§ **Task brief**: Filter the entries below, keeping only lines with the word "떠받치는".

§ **Source material**:
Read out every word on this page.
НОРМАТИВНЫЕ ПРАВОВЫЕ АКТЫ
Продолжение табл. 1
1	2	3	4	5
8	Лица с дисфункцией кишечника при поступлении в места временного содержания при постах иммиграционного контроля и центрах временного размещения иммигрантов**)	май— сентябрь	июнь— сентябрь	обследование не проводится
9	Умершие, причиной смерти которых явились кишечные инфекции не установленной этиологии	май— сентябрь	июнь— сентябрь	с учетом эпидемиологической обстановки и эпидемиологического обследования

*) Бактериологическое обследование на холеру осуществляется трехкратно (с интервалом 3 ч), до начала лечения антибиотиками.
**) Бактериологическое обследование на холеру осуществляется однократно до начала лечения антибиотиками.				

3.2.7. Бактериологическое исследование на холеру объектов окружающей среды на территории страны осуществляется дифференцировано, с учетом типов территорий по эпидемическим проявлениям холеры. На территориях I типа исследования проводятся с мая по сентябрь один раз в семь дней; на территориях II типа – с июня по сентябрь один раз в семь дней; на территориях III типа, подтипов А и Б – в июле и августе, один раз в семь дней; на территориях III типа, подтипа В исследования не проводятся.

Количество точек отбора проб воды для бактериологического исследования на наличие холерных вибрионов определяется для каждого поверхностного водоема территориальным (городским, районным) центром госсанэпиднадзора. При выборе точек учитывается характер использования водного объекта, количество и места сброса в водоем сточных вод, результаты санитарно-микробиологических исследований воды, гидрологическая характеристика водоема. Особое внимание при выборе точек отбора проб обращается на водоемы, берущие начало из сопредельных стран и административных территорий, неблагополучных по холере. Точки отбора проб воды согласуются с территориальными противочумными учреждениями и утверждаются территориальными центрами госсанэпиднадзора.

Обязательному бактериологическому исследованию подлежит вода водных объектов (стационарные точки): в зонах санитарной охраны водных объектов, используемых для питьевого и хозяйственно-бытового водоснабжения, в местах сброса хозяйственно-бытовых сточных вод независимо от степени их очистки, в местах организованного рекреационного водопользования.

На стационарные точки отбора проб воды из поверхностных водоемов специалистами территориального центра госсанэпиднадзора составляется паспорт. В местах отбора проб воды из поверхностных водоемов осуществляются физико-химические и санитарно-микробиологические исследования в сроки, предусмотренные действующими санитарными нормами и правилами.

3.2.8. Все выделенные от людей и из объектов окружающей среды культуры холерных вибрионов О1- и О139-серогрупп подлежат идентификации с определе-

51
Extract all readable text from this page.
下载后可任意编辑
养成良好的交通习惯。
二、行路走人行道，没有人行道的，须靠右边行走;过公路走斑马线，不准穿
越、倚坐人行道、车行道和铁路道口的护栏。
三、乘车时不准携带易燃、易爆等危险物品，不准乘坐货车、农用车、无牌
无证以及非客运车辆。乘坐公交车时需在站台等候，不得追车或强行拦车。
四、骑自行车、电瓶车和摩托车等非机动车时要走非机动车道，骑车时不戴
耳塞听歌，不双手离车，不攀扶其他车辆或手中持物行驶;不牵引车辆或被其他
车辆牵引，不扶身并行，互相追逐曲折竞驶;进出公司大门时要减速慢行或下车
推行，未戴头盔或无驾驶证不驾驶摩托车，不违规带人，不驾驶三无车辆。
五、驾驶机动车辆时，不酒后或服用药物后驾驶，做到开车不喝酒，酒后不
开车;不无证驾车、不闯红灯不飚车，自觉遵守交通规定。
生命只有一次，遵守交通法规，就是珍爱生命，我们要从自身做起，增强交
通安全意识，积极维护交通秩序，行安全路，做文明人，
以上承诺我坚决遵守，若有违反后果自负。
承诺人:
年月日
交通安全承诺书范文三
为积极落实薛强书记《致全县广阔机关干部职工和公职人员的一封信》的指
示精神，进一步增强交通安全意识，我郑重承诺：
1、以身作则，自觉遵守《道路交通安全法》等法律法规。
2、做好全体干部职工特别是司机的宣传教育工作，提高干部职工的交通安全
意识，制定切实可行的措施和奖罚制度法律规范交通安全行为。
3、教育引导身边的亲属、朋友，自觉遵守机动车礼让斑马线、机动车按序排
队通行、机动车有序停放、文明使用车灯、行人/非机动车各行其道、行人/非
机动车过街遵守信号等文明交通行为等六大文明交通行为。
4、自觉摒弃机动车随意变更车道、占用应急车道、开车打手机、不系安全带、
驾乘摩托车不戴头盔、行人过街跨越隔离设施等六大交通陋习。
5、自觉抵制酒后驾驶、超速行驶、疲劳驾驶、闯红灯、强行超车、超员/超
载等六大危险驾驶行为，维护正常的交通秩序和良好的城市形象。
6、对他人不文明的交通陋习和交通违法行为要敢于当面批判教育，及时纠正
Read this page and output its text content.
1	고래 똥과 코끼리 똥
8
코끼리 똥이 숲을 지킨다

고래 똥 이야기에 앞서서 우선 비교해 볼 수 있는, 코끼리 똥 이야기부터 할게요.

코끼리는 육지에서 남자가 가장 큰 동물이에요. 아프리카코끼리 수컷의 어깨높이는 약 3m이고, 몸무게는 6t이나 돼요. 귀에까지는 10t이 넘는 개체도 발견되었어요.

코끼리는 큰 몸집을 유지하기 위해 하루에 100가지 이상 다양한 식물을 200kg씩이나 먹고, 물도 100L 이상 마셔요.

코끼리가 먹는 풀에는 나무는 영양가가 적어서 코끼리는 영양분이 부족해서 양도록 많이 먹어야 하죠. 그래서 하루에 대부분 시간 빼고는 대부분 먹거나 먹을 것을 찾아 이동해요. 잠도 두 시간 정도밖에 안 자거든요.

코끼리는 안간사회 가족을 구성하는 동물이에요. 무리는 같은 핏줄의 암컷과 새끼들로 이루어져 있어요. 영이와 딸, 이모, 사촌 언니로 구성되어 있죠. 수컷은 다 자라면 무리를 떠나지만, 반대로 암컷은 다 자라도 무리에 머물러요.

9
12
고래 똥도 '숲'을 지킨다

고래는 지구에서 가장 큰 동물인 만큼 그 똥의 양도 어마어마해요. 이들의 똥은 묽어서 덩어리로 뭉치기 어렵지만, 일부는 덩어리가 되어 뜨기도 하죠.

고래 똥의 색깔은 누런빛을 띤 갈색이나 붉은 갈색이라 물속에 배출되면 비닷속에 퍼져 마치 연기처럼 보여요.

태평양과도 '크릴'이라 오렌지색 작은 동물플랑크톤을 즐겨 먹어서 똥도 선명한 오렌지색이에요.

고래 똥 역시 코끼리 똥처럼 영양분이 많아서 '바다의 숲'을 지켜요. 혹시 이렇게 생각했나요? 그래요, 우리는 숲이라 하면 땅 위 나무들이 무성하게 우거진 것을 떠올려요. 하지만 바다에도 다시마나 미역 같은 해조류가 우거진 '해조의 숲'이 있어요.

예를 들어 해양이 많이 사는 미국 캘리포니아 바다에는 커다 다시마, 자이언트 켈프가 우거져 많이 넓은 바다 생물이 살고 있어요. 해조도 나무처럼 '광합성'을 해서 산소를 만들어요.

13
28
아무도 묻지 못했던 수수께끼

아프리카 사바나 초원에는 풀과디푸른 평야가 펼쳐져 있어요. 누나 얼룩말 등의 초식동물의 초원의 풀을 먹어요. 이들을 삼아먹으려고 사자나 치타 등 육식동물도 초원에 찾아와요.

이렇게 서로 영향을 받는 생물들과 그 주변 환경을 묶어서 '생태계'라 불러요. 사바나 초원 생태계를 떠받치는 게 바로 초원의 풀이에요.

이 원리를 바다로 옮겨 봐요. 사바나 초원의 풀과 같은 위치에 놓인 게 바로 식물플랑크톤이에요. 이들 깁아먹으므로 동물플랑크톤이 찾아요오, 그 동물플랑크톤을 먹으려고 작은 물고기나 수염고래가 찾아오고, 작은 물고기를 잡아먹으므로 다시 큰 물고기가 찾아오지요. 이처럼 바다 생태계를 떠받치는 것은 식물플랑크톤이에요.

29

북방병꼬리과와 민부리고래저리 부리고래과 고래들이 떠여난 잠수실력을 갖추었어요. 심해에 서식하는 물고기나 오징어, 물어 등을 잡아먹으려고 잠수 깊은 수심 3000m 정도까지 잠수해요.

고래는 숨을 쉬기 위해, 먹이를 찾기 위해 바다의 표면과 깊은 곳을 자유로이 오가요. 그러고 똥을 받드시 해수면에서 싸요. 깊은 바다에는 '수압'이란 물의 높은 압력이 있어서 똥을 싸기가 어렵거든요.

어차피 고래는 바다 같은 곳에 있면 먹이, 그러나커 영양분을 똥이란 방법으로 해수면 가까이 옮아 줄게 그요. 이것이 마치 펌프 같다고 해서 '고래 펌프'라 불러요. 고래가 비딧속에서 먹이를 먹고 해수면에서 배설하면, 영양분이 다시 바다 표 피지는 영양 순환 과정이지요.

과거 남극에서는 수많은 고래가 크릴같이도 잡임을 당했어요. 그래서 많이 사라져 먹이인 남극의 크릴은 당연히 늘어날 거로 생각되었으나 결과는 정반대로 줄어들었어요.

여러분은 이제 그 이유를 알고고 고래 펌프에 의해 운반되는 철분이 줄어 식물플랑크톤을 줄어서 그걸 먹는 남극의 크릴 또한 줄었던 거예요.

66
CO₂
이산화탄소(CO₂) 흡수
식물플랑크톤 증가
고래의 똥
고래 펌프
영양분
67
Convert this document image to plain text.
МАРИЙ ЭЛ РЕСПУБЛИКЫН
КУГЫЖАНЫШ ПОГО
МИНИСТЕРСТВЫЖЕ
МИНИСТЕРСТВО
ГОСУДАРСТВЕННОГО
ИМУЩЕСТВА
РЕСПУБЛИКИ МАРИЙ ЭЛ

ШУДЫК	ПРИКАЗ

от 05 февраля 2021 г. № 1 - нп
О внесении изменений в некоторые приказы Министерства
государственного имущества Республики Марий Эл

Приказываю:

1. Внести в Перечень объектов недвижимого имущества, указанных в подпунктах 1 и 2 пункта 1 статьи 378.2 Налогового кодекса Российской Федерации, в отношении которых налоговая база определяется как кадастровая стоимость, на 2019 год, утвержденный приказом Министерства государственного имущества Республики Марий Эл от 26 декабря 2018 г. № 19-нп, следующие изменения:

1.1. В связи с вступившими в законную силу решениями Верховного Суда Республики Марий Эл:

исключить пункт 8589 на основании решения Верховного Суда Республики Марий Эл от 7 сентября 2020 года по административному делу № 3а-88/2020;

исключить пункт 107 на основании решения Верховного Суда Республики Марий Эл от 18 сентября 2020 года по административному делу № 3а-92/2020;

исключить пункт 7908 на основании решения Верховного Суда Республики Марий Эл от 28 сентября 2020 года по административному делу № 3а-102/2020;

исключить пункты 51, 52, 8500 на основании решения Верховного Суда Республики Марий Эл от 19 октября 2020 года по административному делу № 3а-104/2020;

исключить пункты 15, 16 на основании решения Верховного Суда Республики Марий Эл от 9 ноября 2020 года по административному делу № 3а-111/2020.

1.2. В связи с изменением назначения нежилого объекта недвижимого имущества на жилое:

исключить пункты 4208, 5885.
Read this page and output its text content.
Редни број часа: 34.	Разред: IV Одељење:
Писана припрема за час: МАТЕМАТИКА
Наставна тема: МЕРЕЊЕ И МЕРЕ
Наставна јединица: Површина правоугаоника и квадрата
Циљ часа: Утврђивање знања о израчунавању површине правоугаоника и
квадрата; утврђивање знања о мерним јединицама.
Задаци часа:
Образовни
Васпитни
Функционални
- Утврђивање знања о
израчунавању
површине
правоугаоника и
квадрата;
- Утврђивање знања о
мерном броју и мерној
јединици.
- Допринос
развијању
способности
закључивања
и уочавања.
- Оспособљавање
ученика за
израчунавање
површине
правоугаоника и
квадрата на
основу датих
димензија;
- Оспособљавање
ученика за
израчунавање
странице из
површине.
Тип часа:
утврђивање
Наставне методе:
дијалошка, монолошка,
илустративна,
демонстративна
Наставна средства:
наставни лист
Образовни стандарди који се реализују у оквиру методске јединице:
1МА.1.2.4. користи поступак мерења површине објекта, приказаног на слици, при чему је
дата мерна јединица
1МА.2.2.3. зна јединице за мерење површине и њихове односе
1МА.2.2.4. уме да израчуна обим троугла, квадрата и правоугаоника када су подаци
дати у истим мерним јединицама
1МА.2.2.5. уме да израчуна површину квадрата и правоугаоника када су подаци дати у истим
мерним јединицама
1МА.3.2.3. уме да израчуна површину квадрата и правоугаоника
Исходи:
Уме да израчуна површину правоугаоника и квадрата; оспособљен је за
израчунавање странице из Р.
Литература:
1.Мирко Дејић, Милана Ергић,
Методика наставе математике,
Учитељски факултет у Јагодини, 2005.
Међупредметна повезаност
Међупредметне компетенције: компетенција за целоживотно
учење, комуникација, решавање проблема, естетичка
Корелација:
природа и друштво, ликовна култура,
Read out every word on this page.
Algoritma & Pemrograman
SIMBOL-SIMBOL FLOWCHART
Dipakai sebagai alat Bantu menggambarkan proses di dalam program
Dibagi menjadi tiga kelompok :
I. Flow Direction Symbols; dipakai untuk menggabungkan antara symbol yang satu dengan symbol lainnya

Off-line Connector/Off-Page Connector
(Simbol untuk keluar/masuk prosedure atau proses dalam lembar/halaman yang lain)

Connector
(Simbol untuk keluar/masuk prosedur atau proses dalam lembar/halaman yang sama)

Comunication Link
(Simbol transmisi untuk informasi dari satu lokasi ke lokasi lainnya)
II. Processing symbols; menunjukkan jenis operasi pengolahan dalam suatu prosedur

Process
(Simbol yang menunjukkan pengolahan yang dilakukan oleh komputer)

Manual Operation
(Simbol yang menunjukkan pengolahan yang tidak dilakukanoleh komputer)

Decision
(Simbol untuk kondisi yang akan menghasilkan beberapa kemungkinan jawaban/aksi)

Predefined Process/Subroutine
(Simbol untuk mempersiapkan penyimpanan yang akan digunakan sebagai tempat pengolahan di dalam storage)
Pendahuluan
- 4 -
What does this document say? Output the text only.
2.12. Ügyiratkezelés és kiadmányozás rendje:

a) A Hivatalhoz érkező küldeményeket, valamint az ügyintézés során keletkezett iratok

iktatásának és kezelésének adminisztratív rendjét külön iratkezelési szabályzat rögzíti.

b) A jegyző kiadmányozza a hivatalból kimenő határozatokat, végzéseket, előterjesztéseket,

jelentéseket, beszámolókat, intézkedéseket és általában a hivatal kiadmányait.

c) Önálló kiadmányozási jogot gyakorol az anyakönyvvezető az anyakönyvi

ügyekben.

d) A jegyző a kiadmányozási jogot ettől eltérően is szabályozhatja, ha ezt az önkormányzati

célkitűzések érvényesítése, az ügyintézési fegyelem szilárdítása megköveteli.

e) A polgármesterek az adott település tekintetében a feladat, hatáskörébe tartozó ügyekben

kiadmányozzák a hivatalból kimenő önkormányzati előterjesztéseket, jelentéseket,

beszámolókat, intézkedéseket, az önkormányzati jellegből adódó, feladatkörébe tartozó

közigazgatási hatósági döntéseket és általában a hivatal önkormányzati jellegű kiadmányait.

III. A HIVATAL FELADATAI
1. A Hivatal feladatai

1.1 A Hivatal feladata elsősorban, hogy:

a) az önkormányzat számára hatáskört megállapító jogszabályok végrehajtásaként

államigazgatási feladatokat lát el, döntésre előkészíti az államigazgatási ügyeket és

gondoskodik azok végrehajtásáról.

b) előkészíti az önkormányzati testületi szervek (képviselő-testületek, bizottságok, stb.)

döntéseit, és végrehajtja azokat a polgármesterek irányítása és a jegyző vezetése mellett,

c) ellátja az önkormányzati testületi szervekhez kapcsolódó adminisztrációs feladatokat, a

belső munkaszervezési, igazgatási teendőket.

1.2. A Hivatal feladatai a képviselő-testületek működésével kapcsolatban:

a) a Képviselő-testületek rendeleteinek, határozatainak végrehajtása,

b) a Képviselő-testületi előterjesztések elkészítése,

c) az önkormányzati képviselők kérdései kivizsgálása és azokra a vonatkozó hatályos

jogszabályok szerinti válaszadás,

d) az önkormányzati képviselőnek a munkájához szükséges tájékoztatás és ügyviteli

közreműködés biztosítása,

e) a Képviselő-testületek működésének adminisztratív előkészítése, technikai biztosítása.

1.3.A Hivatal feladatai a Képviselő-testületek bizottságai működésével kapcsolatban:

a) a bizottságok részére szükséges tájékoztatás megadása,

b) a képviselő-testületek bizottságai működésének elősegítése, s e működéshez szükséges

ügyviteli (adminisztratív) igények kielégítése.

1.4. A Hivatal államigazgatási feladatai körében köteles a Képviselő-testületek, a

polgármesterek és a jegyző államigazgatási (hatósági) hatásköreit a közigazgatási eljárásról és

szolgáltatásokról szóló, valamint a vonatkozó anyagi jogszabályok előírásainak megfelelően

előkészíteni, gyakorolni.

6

§ **Completed exercise**:
이렇게 서로 영향을 받는 생물들과 그 주변 환경을 묶어서 '생태계'라 불러요. 사바나 초원 생태계를 떠받치는 게 바로 초원의 풀이에요.
이 원리를 바다로 옮겨 봐요. 사바나 초원의 풀과 같은 위치에 놓인 게 바로 식물플랑크톤이에요. 이들 깁아먹으므로 동물플랑크톤이 찾아요오, 그 동물플랑크톤을 먹으려고 작은 물고기나 수염고래가 찾아오고, 작은 물고기를 잡아먹으므로 다시 큰 물고기가 찾아오지요. 이처럼 바다 생태계를 떠받치는 것은 식물플랑크톤이에요.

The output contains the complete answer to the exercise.